** TASK REQUIREMENTS **
Skip the pictures and repeat each line of the data exactly.
Start
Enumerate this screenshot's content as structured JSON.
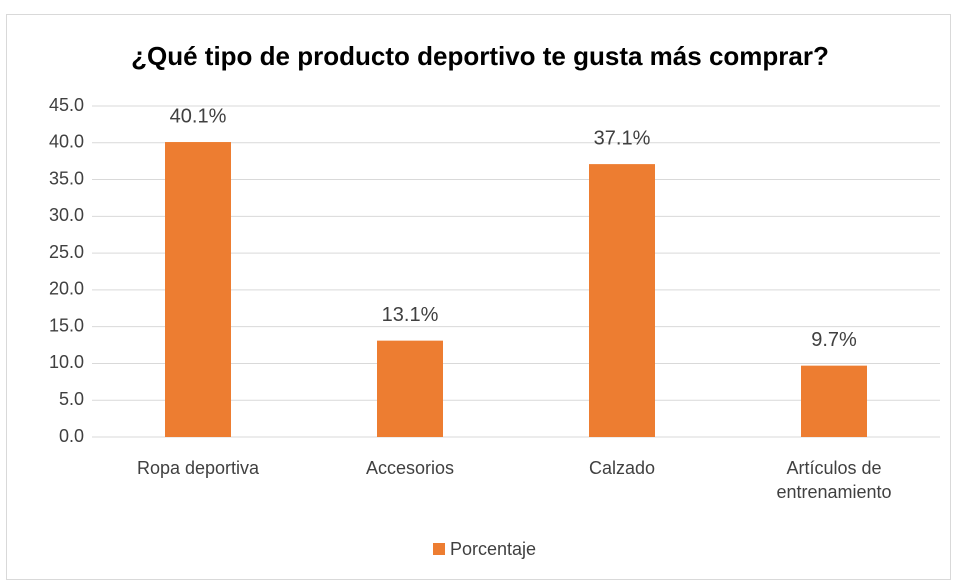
{
  "chart_data": {
    "type": "bar",
    "title": "¿Qué tipo de producto deportivo te gusta más comprar?",
    "categories": [
      "Ropa deportiva",
      "Accesorios",
      "Calzado",
      "Artículos de entrenamiento"
    ],
    "series": [
      {
        "name": "Porcentaje",
        "color": "#ed7d31",
        "values": [
          40.1,
          13.1,
          37.1,
          9.7
        ],
        "value_labels": [
          "40.1%",
          "13.1%",
          "37.1%",
          "9.7%"
        ]
      }
    ],
    "ylim": [
      0,
      45
    ],
    "yticks": [
      {
        "value": 0,
        "label": "0.0"
      },
      {
        "value": 5,
        "label": "5.0"
      },
      {
        "value": 10,
        "label": "10.0"
      },
      {
        "value": 15,
        "label": "15.0"
      },
      {
        "value": 20,
        "label": "20.0"
      },
      {
        "value": 25,
        "label": "25.0"
      },
      {
        "value": 30,
        "label": "30.0"
      },
      {
        "value": 35,
        "label": "35.0"
      },
      {
        "value": 40,
        "label": "40.0"
      },
      {
        "value": 45,
        "label": "45.0"
      }
    ],
    "grid": true,
    "legend": "bottom"
  }
}
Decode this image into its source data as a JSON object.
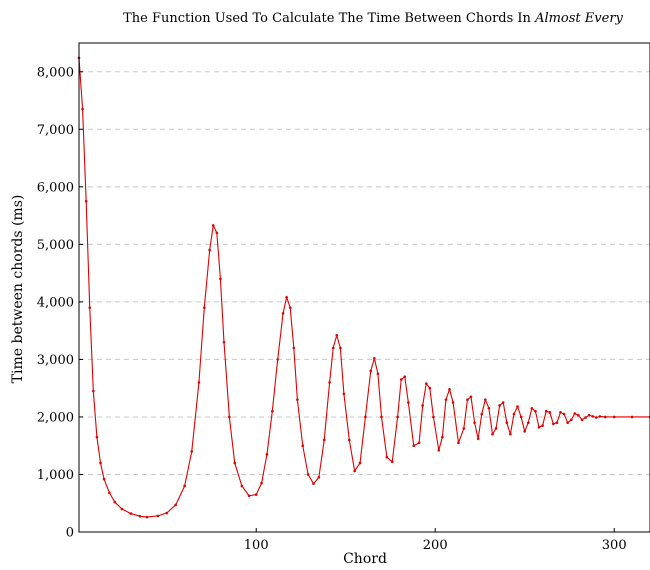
End
** IN RESPONSE **
Enumerate this screenshot's content as structured JSON.
{
  "chart_data": {
    "type": "bar",
    "title": "¿Qué tipo de producto deportivo te gusta más comprar?",
    "categories": [
      "Ropa deportiva",
      "Accesorios",
      "Calzado",
      "Artículos de entrenamiento"
    ],
    "series": [
      {
        "name": "Porcentaje",
        "color": "#ed7d31",
        "values": [
          40.1,
          13.1,
          37.1,
          9.7
        ],
        "value_labels": [
          "40.1%",
          "13.1%",
          "37.1%",
          "9.7%"
        ]
      }
    ],
    "ylim": [
      0,
      45
    ],
    "yticks": [
      {
        "value": 0,
        "label": "0.0"
      },
      {
        "value": 5,
        "label": "5.0"
      },
      {
        "value": 10,
        "label": "10.0"
      },
      {
        "value": 15,
        "label": "15.0"
      },
      {
        "value": 20,
        "label": "20.0"
      },
      {
        "value": 25,
        "label": "25.0"
      },
      {
        "value": 30,
        "label": "30.0"
      },
      {
        "value": 35,
        "label": "35.0"
      },
      {
        "value": 40,
        "label": "40.0"
      },
      {
        "value": 45,
        "label": "45.0"
      }
    ],
    "grid": true,
    "legend": "bottom"
  }
}
Decode this image into its source data as a JSON object.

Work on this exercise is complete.